** START MATERIAL PROVIDED **
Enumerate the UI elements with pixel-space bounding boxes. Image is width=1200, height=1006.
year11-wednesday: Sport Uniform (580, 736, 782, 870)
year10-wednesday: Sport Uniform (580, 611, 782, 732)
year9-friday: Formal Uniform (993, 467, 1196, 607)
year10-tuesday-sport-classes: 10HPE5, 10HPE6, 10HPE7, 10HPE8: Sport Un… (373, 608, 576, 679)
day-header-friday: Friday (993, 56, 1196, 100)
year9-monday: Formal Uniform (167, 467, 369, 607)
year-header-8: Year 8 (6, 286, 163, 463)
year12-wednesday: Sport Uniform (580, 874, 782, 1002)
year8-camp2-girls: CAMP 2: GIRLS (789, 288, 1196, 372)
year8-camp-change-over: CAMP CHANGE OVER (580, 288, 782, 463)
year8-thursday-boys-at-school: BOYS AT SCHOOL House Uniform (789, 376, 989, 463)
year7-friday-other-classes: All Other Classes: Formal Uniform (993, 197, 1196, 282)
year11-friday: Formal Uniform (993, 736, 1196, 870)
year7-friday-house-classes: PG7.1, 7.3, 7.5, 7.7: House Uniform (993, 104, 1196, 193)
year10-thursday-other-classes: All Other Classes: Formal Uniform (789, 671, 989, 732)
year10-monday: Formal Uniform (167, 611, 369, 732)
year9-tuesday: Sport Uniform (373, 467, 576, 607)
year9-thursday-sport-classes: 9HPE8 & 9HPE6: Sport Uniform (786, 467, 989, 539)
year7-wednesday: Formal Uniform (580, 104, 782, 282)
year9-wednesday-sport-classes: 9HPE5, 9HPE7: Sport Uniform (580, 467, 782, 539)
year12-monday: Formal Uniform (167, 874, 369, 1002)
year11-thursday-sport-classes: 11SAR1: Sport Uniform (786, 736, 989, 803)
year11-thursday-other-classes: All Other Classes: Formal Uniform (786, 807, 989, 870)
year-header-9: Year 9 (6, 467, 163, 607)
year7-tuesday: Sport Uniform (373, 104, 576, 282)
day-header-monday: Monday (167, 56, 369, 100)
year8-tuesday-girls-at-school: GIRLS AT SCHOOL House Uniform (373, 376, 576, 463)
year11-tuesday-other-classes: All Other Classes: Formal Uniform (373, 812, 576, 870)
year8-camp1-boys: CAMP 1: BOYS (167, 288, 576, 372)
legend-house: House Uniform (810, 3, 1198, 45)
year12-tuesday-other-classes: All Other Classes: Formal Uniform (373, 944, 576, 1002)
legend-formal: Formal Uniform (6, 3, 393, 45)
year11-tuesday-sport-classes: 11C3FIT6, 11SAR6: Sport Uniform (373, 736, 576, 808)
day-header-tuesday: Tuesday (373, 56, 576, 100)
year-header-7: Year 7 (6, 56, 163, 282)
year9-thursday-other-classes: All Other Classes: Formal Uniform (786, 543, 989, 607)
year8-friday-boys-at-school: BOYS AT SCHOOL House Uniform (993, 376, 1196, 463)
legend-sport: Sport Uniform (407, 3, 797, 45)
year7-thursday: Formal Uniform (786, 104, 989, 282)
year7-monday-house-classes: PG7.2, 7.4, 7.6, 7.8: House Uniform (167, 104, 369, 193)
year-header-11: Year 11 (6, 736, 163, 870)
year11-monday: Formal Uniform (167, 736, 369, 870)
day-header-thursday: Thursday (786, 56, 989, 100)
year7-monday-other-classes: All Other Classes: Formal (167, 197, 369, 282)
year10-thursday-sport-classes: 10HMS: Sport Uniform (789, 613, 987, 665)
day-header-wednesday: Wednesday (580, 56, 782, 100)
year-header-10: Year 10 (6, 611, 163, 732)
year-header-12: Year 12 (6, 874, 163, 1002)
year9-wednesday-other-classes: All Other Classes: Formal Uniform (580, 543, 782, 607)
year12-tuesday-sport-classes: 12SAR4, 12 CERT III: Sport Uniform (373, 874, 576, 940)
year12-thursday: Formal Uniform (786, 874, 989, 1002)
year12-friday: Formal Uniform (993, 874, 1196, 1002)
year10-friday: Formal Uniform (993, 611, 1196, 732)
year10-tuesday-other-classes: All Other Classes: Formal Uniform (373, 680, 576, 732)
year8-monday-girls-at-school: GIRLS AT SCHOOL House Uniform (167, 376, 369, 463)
** END MATERIAL PROVIDED **
#### [DIRECTION]
Return every line of the items above, unchanged.

#### [REPLY]
Enumerate the UI elements with pixel-space bounding boxes. Image is width=1200, height=1006.
year11-wednesday: Sport Uniform (580, 736, 782, 870)
year10-wednesday: Sport Uniform (580, 611, 782, 732)
year9-friday: Formal Uniform (993, 467, 1196, 607)
year10-tuesday-sport-classes: 10HPE5, 10HPE6, 10HPE7, 10HPE8: Sport Un… (373, 608, 576, 679)
day-header-friday: Friday (993, 56, 1196, 100)
year9-monday: Formal Uniform (167, 467, 369, 607)
year-header-8: Year 8 (6, 286, 163, 463)
year12-wednesday: Sport Uniform (580, 874, 782, 1002)
year8-camp2-girls: CAMP 2: GIRLS (789, 288, 1196, 372)
year8-camp-change-over: CAMP CHANGE OVER (580, 288, 782, 463)
year8-thursday-boys-at-school: BOYS AT SCHOOL House Uniform (789, 376, 989, 463)
year7-friday-other-classes: All Other Classes: Formal Uniform (993, 197, 1196, 282)
year11-friday: Formal Uniform (993, 736, 1196, 870)
year7-friday-house-classes: PG7.1, 7.3, 7.5, 7.7: House Uniform (993, 104, 1196, 193)
year10-thursday-other-classes: All Other Classes: Formal Uniform (789, 671, 989, 732)
year10-monday: Formal Uniform (167, 611, 369, 732)
year9-tuesday: Sport Uniform (373, 467, 576, 607)
year9-thursday-sport-classes: 9HPE8 & 9HPE6: Sport Uniform (786, 467, 989, 539)
year7-wednesday: Formal Uniform (580, 104, 782, 282)
year9-wednesday-sport-classes: 9HPE5, 9HPE7: Sport Uniform (580, 467, 782, 539)
year12-monday: Formal Uniform (167, 874, 369, 1002)
year11-thursday-sport-classes: 11SAR1: Sport Uniform (786, 736, 989, 803)
year11-thursday-other-classes: All Other Classes: Formal Uniform (786, 807, 989, 870)
year-header-9: Year 9 (6, 467, 163, 607)
year7-tuesday: Sport Uniform (373, 104, 576, 282)
day-header-monday: Monday (167, 56, 369, 100)
year8-tuesday-girls-at-school: GIRLS AT SCHOOL House Uniform (373, 376, 576, 463)
year11-tuesday-other-classes: All Other Classes: Formal Uniform (373, 812, 576, 870)
year8-camp1-boys: CAMP 1: BOYS (167, 288, 576, 372)
legend-house: House Uniform (810, 3, 1198, 45)
year12-tuesday-other-classes: All Other Classes: Formal Uniform (373, 944, 576, 1002)
legend-formal: Formal Uniform (6, 3, 393, 45)
year11-tuesday-sport-classes: 11C3FIT6, 11SAR6: Sport Uniform (373, 736, 576, 808)
day-header-tuesday: Tuesday (373, 56, 576, 100)
year-header-7: Year 7 (6, 56, 163, 282)
year9-thursday-other-classes: All Other Classes: Formal Uniform (786, 543, 989, 607)
year8-friday-boys-at-school: BOYS AT SCHOOL House Uniform (993, 376, 1196, 463)
legend-sport: Sport Uniform (407, 3, 797, 45)
year7-thursday: Formal Uniform (786, 104, 989, 282)
year7-monday-house-classes: PG7.2, 7.4, 7.6, 7.8: House Uniform (167, 104, 369, 193)
year-header-11: Year 11 (6, 736, 163, 870)
year11-monday: Formal Uniform (167, 736, 369, 870)
day-header-thursday: Thursday (786, 56, 989, 100)
year7-monday-other-classes: All Other Classes: Formal (167, 197, 369, 282)
year10-thursday-sport-classes: 10HMS: Sport Uniform (789, 613, 987, 665)
day-header-wednesday: Wednesday (580, 56, 782, 100)
year-header-10: Year 10 (6, 611, 163, 732)
year-header-12: Year 12 (6, 874, 163, 1002)
year9-wednesday-other-classes: All Other Classes: Formal Uniform (580, 543, 782, 607)
year12-tuesday-sport-classes: 12SAR4, 12 CERT III: Sport Uniform (373, 874, 576, 940)
year12-thursday: Formal Uniform (786, 874, 989, 1002)
year12-friday: Formal Uniform (993, 874, 1196, 1002)
year10-friday: Formal Uniform (993, 611, 1196, 732)
year10-tuesday-other-classes: All Other Classes: Formal Uniform (373, 680, 576, 732)
year8-monday-girls-at-school: GIRLS AT SCHOOL House Uniform (167, 376, 369, 463)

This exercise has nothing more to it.